Do this ->
Tally up how many lines in the listing below contain the string "each", and give only the total.

──────── Exercise material

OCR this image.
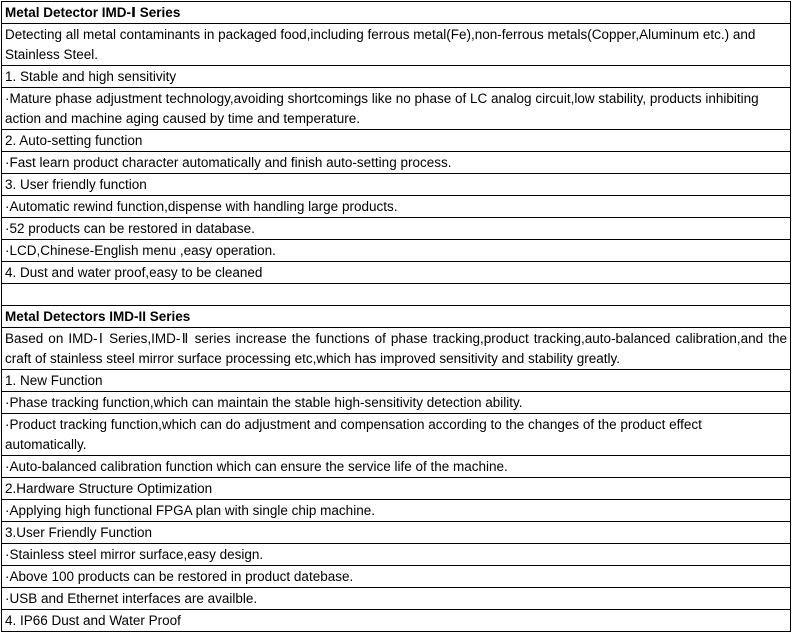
Metal Detector IMD-Ⅰ Series
Detecting all metal contaminants in packaged food,including ferrous metal(Fe),non-ferrous metals(Copper,Aluminum etc.) and Stainless Steel.
1. Stable and high sensitivity
·Mature phase adjustment technology,avoiding shortcomings like no phase of LC analog circuit,low stability, products inhibiting action and machine aging caused by time and temperature.
2. Auto-setting function
·Fast learn product character automatically and finish auto-setting process.
3. User friendly function
·Automatic rewind function,dispense with handling large products.
·52 products can be restored in database.
·LCD,Chinese-English menu ,easy operation.
4. Dust and water proof,easy to be cleaned

Metal Detectors IMD-II Series
Based on IMD-Ⅰ Series,IMD-Ⅱ series increase the functions of phase tracking,product tracking,auto-balanced calibration,and the craft of stainless steel mirror surface processing etc,which has improved sensitivity and stability greatly.
1. New Function
·Phase tracking function,which can maintain the stable high-sensitivity detection ability.
·Product tracking function,which can do adjustment and compensation according to the changes of the product effect automatically.
·Auto-balanced calibration function which can ensure the service life of the machine.
2.Hardware Structure Optimization
·Applying high functional FPGA plan with single chip machine.
3.User Friendly Function
·Stainless steel mirror surface,easy design.
·Above 100 products can be restored in product datebase.
·USB and Ethernet interfaces are availble.
4. IP66 Dust and Water Proof
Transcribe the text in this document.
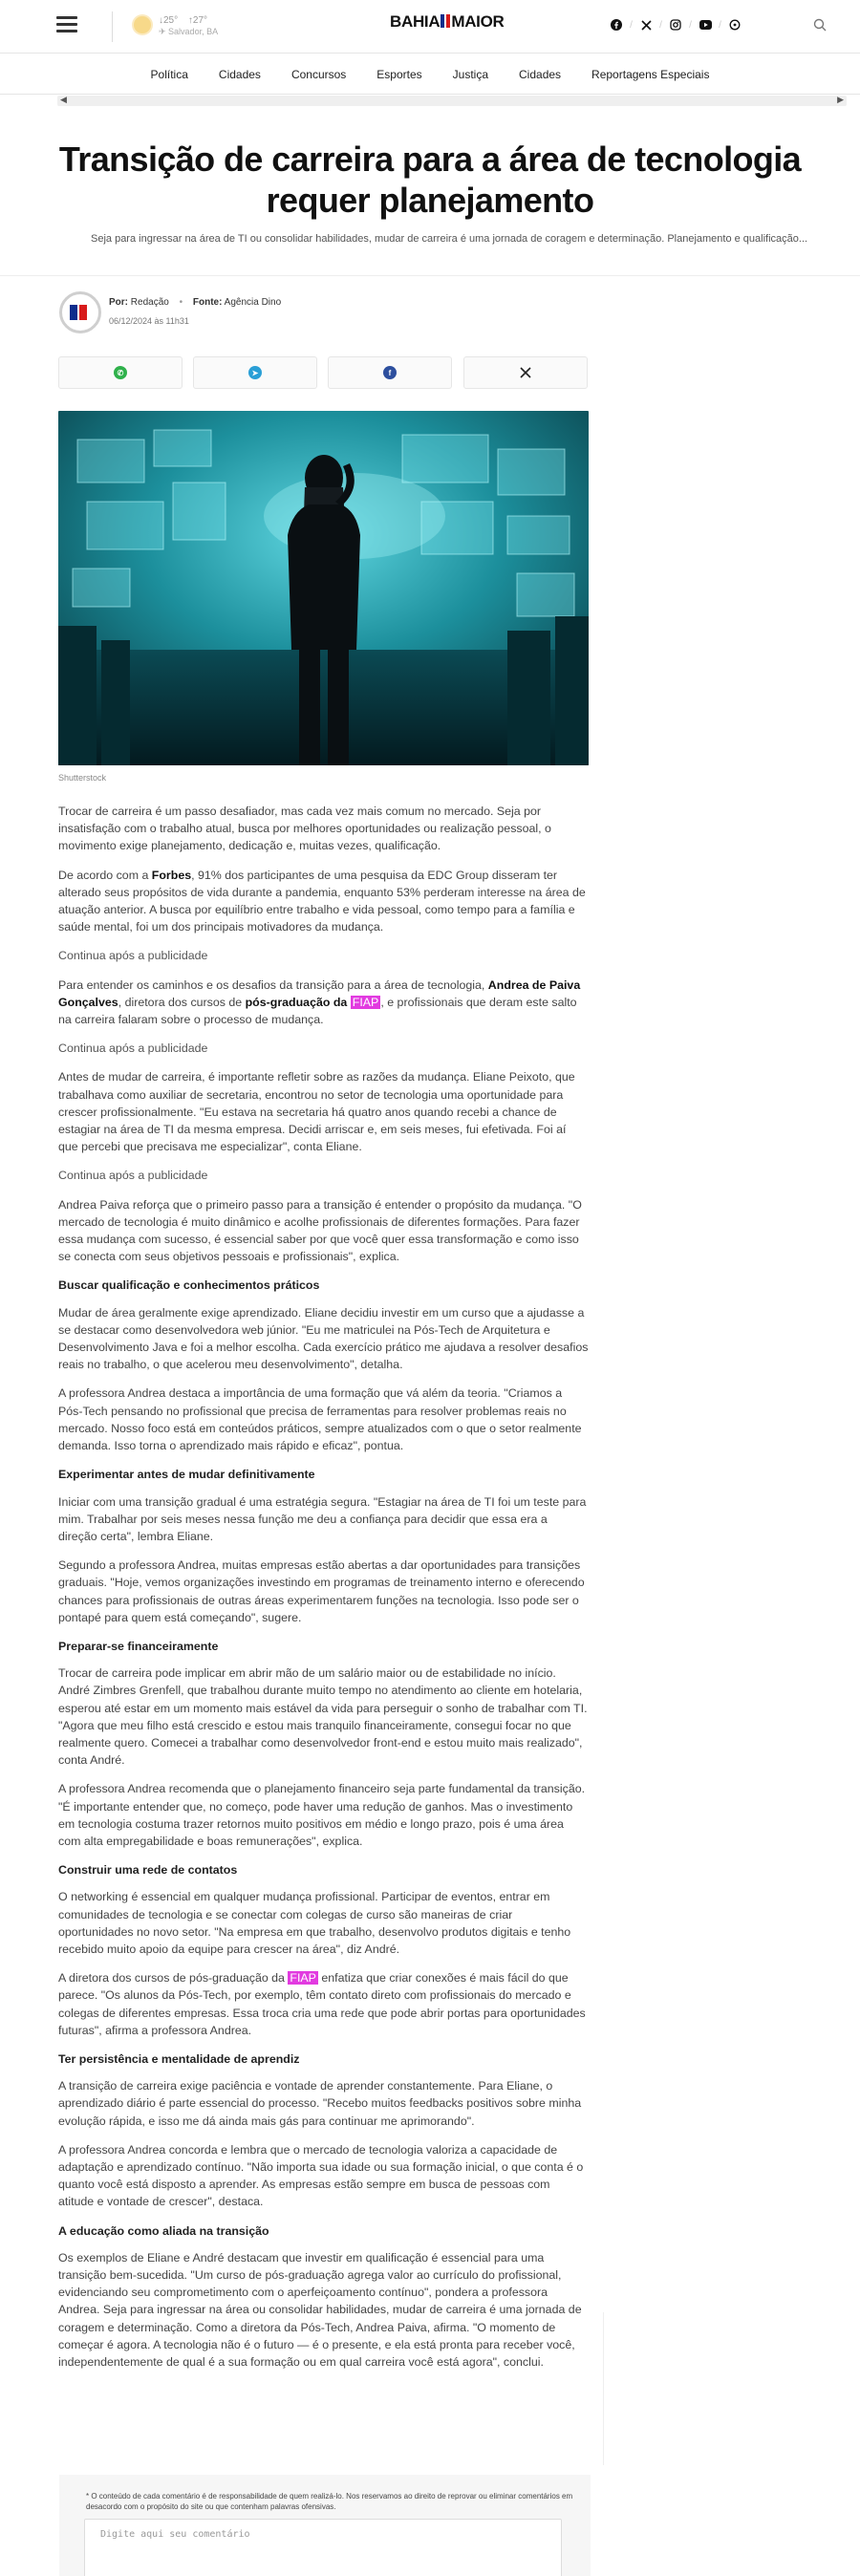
↓25° ↑27°
✈ Salvador, BA
BAHIA MAIOR	/	/	/	/
Política	Cidades	Concursos	Esportes	Justiça	Cidades	Reportagens Especiais
◀	▶
Transição de carreira para a área de tecnologia requer planejamento
Seja para ingressar na área de TI ou consolidar habilidades, mudar de carreira é uma jornada de coragem e determinação. Planejamento e qualificação...
Por: Redação • Fonte: Agência Dino
06/12/2024 às 11h31
✆	➤	f
Shutterstock

Trocar de carreira é um passo desafiador, mas cada vez mais comum no mercado. Seja por insatisfação com o trabalho atual, busca por melhores oportunidades ou realização pessoal, o movimento exige planejamento, dedicação e, muitas vezes, qualificação.

De acordo com a Forbes, 91% dos participantes de uma pesquisa da EDC Group disseram ter alterado seus propósitos de vida durante a pandemia, enquanto 53% perderam interesse na área de atuação anterior. A busca por equilíbrio entre trabalho e vida pessoal, como tempo para a família e saúde mental, foi um dos principais motivadores da mudança.

Continua após a publicidade

Para entender os caminhos e os desafios da transição para a área de tecnologia, Andrea de Paiva Gonçalves, diretora dos cursos de pós-graduação da FIAP , e profissionais que deram este salto na carreira falaram sobre o processo de mudança.

Continua após a publicidade

Antes de mudar de carreira, é importante refletir sobre as razões da mudança. Eliane Peixoto, que trabalhava como auxiliar de secretaria, encontrou no setor de tecnologia uma oportunidade para crescer profissionalmente. "Eu estava na secretaria há quatro anos quando recebi a chance de estagiar na área de TI da mesma empresa. Decidi arriscar e, em seis meses, fui efetivada. Foi aí que percebi que precisava me especializar", conta Eliane.

Continua após a publicidade

Andrea Paiva reforça que o primeiro passo para a transição é entender o propósito da mudança. "O mercado de tecnologia é muito dinâmico e acolhe profissionais de diferentes formações. Para fazer essa mudança com sucesso, é essencial saber por que você quer essa transformação e como isso se conecta com seus objetivos pessoais e profissionais", explica.

Buscar qualificação e conhecimentos práticos

Mudar de área geralmente exige aprendizado. Eliane decidiu investir em um curso que a ajudasse a se destacar como desenvolvedora web júnior. "Eu me matriculei na Pós-Tech de Arquitetura e Desenvolvimento Java e foi a melhor escolha. Cada exercício prático me ajudava a resolver desafios reais no trabalho, o que acelerou meu desenvolvimento", detalha.

A professora Andrea destaca a importância de uma formação que vá além da teoria. "Criamos a Pós-Tech pensando no profissional que precisa de ferramentas para resolver problemas reais no mercado. Nosso foco está em conteúdos práticos, sempre atualizados com o que o setor realmente demanda. Isso torna o aprendizado mais rápido e eficaz", pontua.

Experimentar antes de mudar definitivamente

Iniciar com uma transição gradual é uma estratégia segura. "Estagiar na área de TI foi um teste para mim. Trabalhar por seis meses nessa função me deu a confiança para decidir que essa era a direção certa", lembra Eliane.

Segundo a professora Andrea, muitas empresas estão abertas a dar oportunidades para transições graduais. "Hoje, vemos organizações investindo em programas de treinamento interno e oferecendo chances para profissionais de outras áreas experimentarem funções na tecnologia. Isso pode ser o pontapé para quem está começando", sugere.

Preparar-se financeiramente

Trocar de carreira pode implicar em abrir mão de um salário maior ou de estabilidade no início. André Zimbres Grenfell, que trabalhou durante muito tempo no atendimento ao cliente em hotelaria, esperou até estar em um momento mais estável da vida para perseguir o sonho de trabalhar com TI. "Agora que meu filho está crescido e estou mais tranquilo financeiramente, consegui focar no que realmente quero. Comecei a trabalhar como desenvolvedor front-end e estou muito mais realizado", conta André.

A professora Andrea recomenda que o planejamento financeiro seja parte fundamental da transição. "É importante entender que, no começo, pode haver uma redução de ganhos. Mas o investimento em tecnologia costuma trazer retornos muito positivos em médio e longo prazo, pois é uma área com alta empregabilidade e boas remunerações", explica.

Construir uma rede de contatos

O networking é essencial em qualquer mudança profissional. Participar de eventos, entrar em comunidades de tecnologia e se conectar com colegas de curso são maneiras de criar oportunidades no novo setor. "Na empresa em que trabalho, desenvolvo produtos digitais e tenho recebido muito apoio da equipe para crescer na área", diz André.

A diretora dos cursos de pós-graduação da FIAP enfatiza que criar conexões é mais fácil do que parece. "Os alunos da Pós-Tech, por exemplo, têm contato direto com profissionais do mercado e colegas de diferentes empresas. Essa troca cria uma rede que pode abrir portas para oportunidades futuras", afirma a professora Andrea.

Ter persistência e mentalidade de aprendiz

A transição de carreira exige paciência e vontade de aprender constantemente. Para Eliane, o aprendizado diário é parte essencial do processo. "Recebo muitos feedbacks positivos sobre minha evolução rápida, e isso me dá ainda mais gás para continuar me aprimorando".

A professora Andrea concorda e lembra que o mercado de tecnologia valoriza a capacidade de adaptação e aprendizado contínuo. "Não importa sua idade ou sua formação inicial, o que conta é o quanto você está disposto a aprender. As empresas estão sempre em busca de pessoas com atitude e vontade de crescer", destaca.

A educação como aliada na transição

Os exemplos de Eliane e André destacam que investir em qualificação é essencial para uma transição bem-sucedida. "Um curso de pós-graduação agrega valor ao currículo do profissional, evidenciando seu comprometimento com o aperfeiçoamento contínuo", pondera a professora Andrea. Seja para ingressar na área ou consolidar habilidades, mudar de carreira é uma jornada de coragem e determinação. Como a diretora da Pós-Tech, Andrea Paiva, afirma. "O momento de começar é agora. A tecnologia não é o futuro — é o presente, e ela está pronta para receber você, independentemente de qual é a sua formação ou em qual carreira você está agora", conclui.

* O conteúdo de cada comentário é de responsabilidade de quem realizá-lo. Nos reservamos ao direito de reprovar ou eliminar comentários em desacordo com o propósito do site ou que contenham palavras ofensivas.
Digite aqui seu comentário
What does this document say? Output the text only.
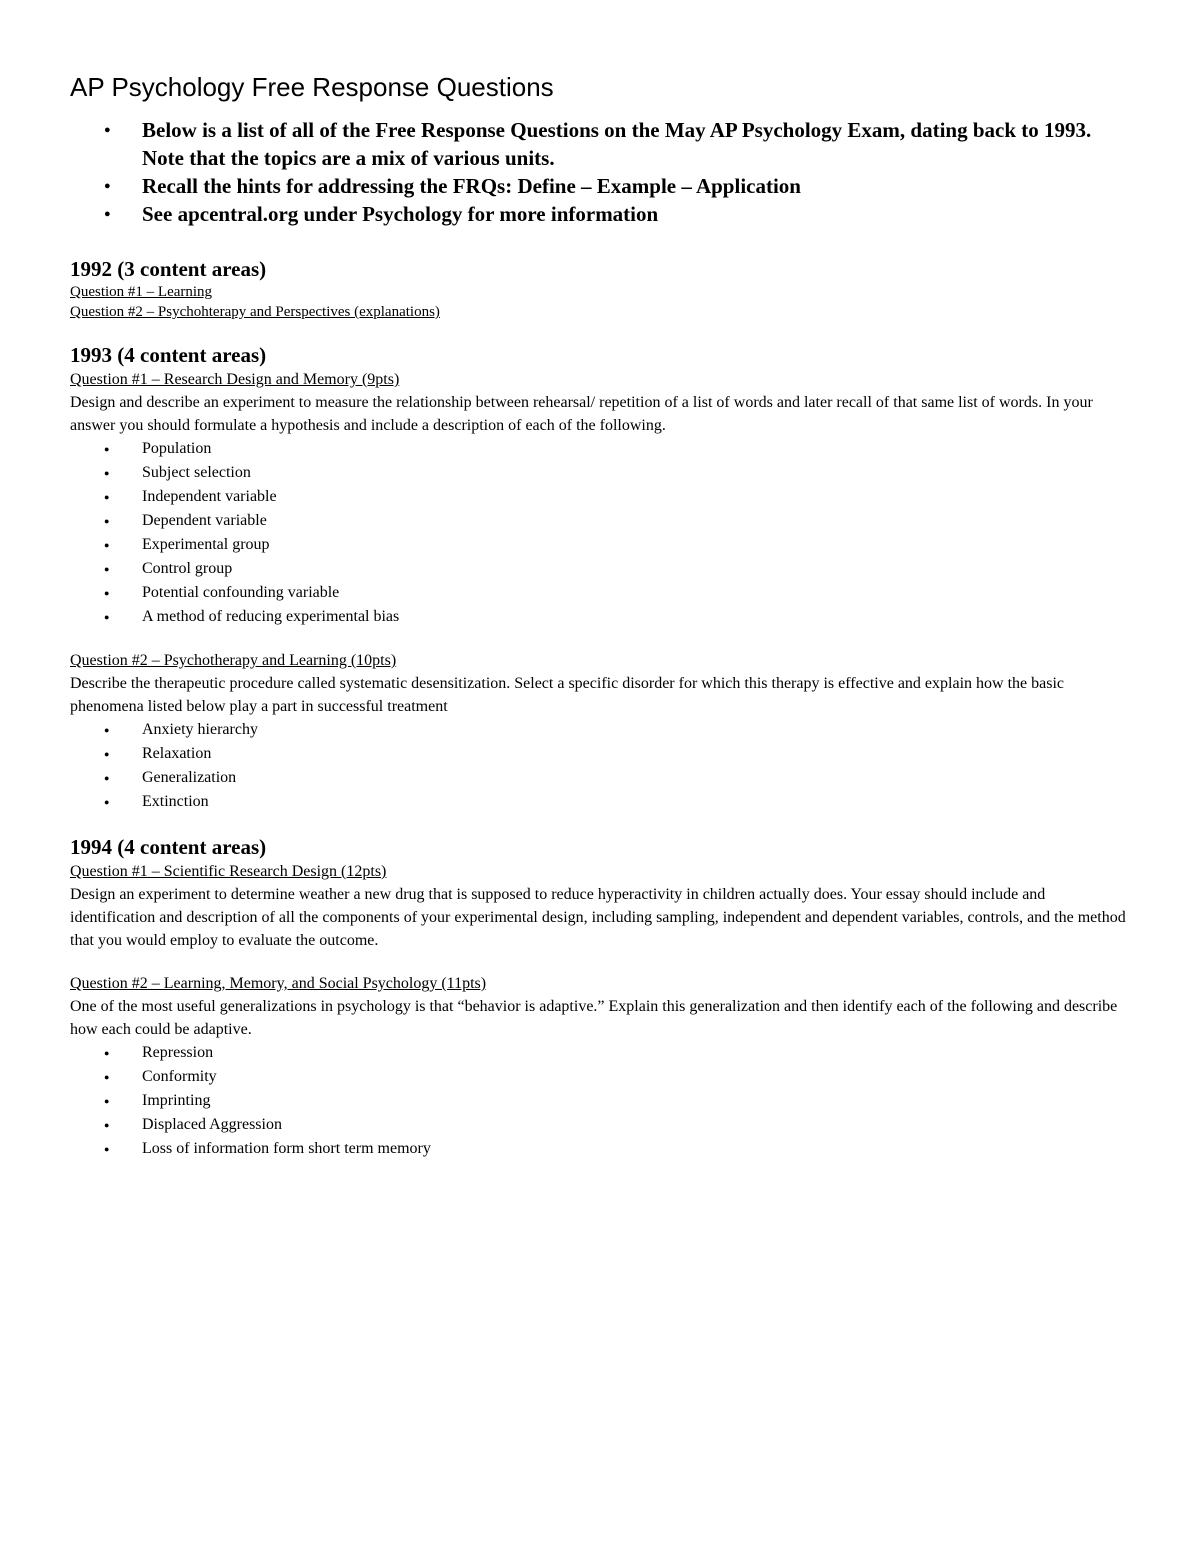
AP Psychology Free Response Questions
● Below is a list of all of the Free Response Questions on the May AP Psychology Exam, dating back to 1993. Note that the topics are a mix of various units.
● Recall the hints for addressing the FRQs: Define – Example – Application
● See apcentral.org under Psychology for more information
1992 (3 content areas)

Question #1 – Learning

Question #2 – Psychohterapy and Perspectives (explanations)

1993 (4 content areas)

Question #1 – Research Design and Memory (9pts)

Design and describe an experiment to measure the relationship between rehearsal/ repetition of a list of words and later recall of that same list of words. In your answer you should formulate a hypothesis and include a description of each of the following.

● Population
● Subject selection
● Independent variable
● Dependent variable
● Experimental group
● Control group
● Potential confounding variable
● A method of reducing experimental bias

Question #2 – Psychotherapy and Learning (10pts)

Describe the therapeutic procedure called systematic desensitization. Select a specific disorder for which this therapy is effective and explain how the basic phenomena listed below play a part in successful treatment

● Anxiety hierarchy
● Relaxation
● Generalization
● Extinction
1994 (4 content areas)

Question #1 – Scientific Research Design (12pts)

Design an experiment to determine weather a new drug that is supposed to reduce hyperactivity in children actually does. Your essay should include and identification and description of all the components of your experimental design, including sampling, independent and dependent variables, controls, and the method that you would employ to evaluate the outcome.

Question #2 – Learning, Memory, and Social Psychology (11pts)

One of the most useful generalizations in psychology is that “behavior is adaptive.” Explain this generalization and then identify each of the following and describe how each could be adaptive.

● Repression
● Conformity
● Imprinting
● Displaced Aggression
● Loss of information form short term memory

────────────────

Solution to this exercise ->
2